Element and box listings
_ _ _

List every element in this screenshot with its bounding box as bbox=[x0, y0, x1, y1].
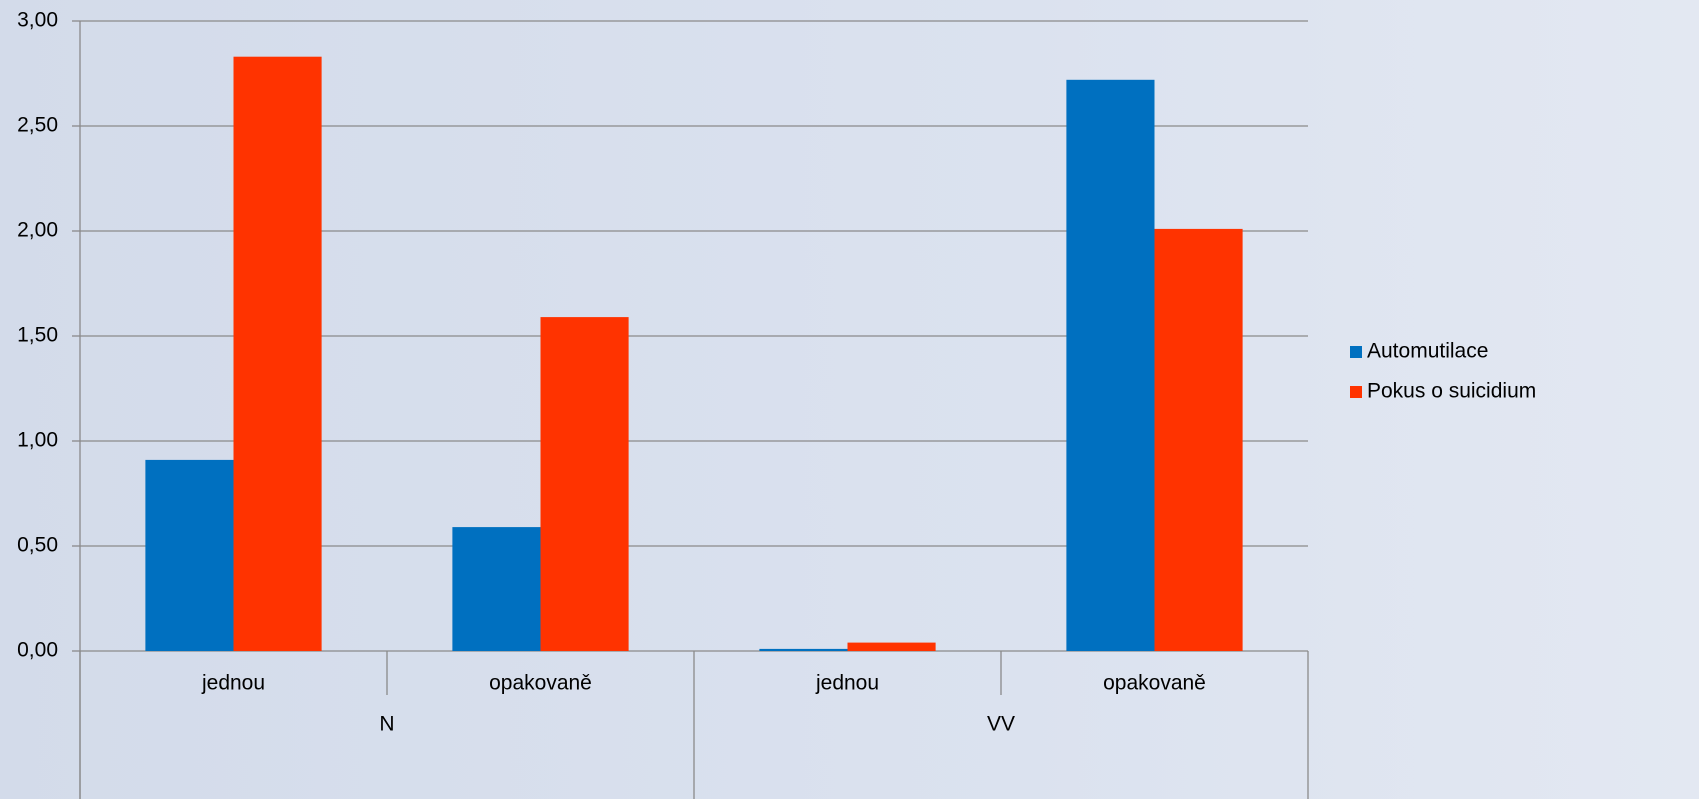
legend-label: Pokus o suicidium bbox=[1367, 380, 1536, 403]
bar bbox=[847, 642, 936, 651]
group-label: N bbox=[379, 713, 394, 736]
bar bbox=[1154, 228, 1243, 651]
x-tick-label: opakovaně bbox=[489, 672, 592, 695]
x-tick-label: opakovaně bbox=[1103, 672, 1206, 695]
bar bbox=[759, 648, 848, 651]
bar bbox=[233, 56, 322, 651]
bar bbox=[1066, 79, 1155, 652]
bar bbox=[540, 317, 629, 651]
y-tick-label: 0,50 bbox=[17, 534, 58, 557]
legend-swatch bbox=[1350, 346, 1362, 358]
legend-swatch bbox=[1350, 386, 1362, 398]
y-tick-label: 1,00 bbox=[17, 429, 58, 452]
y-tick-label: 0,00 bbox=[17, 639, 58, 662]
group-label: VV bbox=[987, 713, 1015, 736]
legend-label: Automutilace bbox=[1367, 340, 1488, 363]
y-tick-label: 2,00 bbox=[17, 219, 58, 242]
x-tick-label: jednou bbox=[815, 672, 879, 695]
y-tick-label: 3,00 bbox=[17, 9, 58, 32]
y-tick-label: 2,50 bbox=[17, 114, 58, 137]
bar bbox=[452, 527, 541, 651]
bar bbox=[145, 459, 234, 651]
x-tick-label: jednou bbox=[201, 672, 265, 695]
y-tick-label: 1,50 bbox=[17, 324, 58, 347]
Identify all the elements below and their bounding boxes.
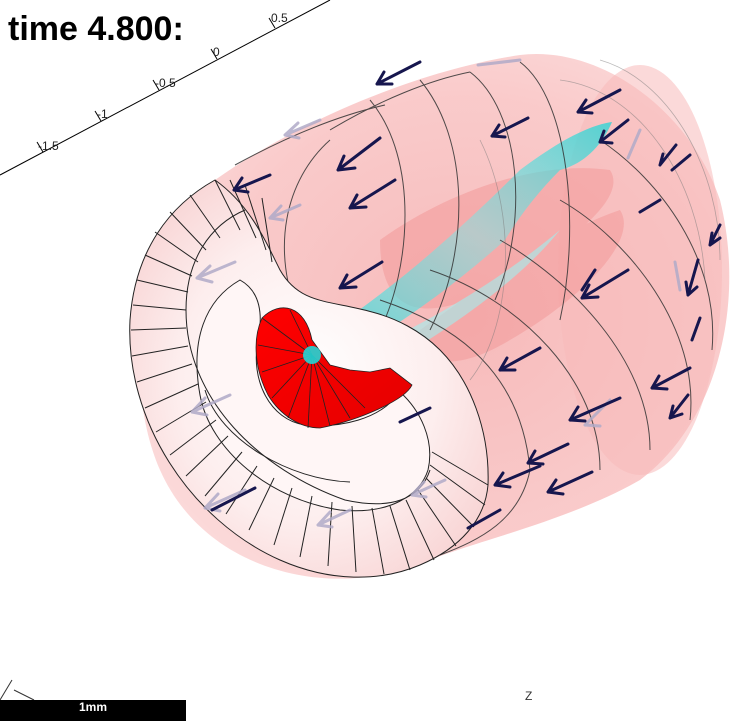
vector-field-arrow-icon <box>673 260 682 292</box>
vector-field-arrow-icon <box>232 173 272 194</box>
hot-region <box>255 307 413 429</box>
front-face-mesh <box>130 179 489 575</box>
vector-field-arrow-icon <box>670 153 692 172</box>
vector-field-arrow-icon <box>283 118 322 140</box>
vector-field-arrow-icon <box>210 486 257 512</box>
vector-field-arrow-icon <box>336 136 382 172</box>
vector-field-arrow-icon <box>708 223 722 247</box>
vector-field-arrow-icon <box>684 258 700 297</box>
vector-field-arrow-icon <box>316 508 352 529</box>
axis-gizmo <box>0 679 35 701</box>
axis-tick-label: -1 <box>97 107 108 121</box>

_ _ _

WHAT NEEDS TO BE DONE: Reproduce the records verbatim, from the line containing "vector-field-arrow-icon <box>673 260" through the final line of the records.

RESULT OF THIS EXERCISE:
vector-field-arrow-icon <box>673 260 682 292</box>
vector-field-arrow-icon <box>232 173 272 194</box>
hot-region <box>255 307 413 429</box>
front-face-mesh <box>130 179 489 575</box>
vector-field-arrow-icon <box>670 153 692 172</box>
vector-field-arrow-icon <box>283 118 322 140</box>
vector-field-arrow-icon <box>210 486 257 512</box>
vector-field-arrow-icon <box>336 136 382 172</box>
vector-field-arrow-icon <box>708 223 722 247</box>
vector-field-arrow-icon <box>684 258 700 297</box>
vector-field-arrow-icon <box>316 508 352 529</box>
axis-gizmo <box>0 679 35 701</box>
axis-tick-label: -1 <box>97 107 108 121</box>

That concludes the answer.